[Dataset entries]
-.-.-
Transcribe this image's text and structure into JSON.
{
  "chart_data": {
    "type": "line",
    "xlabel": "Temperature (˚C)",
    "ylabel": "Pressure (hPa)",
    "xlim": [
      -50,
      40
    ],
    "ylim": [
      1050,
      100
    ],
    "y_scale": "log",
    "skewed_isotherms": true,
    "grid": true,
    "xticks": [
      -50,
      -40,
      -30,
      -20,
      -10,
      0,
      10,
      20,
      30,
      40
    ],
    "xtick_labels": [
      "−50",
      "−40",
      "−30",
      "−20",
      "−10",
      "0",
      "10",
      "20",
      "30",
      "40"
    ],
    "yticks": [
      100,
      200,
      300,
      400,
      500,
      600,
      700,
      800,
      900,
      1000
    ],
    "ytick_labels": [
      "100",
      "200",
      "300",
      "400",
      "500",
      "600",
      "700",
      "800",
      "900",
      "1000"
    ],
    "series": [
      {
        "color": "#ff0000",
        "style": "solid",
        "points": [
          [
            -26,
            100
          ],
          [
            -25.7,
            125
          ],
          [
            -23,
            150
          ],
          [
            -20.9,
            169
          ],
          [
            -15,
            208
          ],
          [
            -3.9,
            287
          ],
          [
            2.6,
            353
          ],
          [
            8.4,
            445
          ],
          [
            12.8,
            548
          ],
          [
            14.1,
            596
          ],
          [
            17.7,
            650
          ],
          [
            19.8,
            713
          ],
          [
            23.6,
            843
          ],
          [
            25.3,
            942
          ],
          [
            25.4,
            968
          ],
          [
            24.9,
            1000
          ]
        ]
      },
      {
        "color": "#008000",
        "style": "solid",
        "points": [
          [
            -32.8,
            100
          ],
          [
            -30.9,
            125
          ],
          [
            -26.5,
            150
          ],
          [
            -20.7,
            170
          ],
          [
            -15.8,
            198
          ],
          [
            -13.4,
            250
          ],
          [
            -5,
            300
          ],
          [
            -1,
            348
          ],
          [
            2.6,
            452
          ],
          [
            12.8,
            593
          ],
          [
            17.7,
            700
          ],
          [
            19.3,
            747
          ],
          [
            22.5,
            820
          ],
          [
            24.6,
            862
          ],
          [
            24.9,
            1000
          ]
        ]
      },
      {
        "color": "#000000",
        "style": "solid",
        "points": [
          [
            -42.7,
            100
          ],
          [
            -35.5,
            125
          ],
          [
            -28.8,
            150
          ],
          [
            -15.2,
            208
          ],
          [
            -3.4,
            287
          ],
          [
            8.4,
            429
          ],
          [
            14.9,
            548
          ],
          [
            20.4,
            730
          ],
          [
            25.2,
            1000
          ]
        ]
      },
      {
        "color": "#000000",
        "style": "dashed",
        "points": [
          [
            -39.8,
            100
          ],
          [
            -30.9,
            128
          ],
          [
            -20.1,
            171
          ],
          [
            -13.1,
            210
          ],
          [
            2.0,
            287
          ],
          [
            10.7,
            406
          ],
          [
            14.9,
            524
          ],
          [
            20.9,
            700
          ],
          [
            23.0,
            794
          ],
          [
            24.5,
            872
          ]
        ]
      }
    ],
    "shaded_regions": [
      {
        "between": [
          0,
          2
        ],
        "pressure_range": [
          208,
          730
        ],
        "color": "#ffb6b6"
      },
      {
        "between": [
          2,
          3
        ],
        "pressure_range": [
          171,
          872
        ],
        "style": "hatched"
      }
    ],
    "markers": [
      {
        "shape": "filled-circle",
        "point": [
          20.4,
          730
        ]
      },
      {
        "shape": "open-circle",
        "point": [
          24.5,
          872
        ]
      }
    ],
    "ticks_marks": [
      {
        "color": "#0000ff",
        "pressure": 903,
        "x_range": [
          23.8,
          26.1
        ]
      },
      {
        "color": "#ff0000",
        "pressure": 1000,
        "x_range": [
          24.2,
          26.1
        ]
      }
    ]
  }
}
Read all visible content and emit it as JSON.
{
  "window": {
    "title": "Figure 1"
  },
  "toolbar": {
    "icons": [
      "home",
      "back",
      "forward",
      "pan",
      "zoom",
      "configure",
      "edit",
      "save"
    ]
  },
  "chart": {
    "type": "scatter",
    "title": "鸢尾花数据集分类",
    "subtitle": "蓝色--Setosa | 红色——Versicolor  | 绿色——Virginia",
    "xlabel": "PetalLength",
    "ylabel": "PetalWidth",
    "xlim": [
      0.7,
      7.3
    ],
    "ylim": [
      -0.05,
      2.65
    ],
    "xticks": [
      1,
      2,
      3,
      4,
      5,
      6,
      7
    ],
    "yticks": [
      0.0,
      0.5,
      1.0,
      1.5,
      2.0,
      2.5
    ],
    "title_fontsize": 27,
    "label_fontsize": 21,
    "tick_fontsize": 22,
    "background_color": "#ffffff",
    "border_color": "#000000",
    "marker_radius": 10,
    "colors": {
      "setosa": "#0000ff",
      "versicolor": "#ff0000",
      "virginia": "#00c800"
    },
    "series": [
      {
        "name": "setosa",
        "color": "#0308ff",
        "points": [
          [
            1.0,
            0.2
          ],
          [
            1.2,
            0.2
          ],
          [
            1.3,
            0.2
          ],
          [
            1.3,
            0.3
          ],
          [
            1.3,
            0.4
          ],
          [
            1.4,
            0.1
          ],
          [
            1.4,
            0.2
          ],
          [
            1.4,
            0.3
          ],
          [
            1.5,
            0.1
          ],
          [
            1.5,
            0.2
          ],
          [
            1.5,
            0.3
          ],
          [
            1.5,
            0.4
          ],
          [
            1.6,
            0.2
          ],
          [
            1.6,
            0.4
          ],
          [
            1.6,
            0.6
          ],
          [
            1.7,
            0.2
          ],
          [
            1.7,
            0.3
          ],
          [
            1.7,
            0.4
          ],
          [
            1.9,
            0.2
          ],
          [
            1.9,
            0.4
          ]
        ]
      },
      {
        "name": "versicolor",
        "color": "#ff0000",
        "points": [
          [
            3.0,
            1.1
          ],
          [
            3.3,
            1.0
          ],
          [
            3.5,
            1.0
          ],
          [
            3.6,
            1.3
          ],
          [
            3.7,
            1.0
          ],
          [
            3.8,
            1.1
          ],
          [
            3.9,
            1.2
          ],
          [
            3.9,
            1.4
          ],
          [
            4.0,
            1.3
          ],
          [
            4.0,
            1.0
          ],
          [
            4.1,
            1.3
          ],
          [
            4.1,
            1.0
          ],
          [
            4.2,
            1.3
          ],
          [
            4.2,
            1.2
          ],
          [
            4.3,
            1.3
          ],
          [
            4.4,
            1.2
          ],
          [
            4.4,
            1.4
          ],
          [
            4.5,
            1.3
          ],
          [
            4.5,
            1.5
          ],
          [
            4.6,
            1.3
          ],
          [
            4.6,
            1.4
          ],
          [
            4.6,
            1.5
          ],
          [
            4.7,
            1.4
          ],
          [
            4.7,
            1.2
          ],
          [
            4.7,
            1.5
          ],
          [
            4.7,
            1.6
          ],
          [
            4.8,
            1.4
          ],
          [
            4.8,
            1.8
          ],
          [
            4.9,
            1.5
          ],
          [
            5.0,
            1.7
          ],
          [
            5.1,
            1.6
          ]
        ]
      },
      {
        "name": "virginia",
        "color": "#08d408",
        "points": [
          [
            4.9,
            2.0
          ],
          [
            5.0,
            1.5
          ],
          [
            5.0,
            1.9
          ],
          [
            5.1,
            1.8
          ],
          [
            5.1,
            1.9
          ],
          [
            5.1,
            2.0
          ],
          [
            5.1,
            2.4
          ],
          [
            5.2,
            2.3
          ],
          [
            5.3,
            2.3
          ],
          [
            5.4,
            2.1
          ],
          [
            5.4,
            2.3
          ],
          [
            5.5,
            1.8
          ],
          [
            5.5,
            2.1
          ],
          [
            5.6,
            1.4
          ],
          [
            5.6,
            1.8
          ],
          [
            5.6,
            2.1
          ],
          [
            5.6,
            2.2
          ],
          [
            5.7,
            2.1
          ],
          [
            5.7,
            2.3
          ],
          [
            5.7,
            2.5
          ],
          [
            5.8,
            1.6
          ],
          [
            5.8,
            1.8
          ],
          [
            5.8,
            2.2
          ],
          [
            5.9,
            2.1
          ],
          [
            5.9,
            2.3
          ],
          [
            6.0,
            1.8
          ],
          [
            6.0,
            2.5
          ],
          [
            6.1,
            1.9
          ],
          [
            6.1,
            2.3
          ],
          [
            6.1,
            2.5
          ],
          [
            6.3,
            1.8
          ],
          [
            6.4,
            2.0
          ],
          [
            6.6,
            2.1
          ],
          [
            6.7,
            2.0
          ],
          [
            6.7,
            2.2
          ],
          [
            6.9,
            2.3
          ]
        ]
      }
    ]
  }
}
-.-.-
Look through the listing above. Pick out each line with "circle" and copy it.

        "shape": "filled-circle",
        "shape": "open-circle",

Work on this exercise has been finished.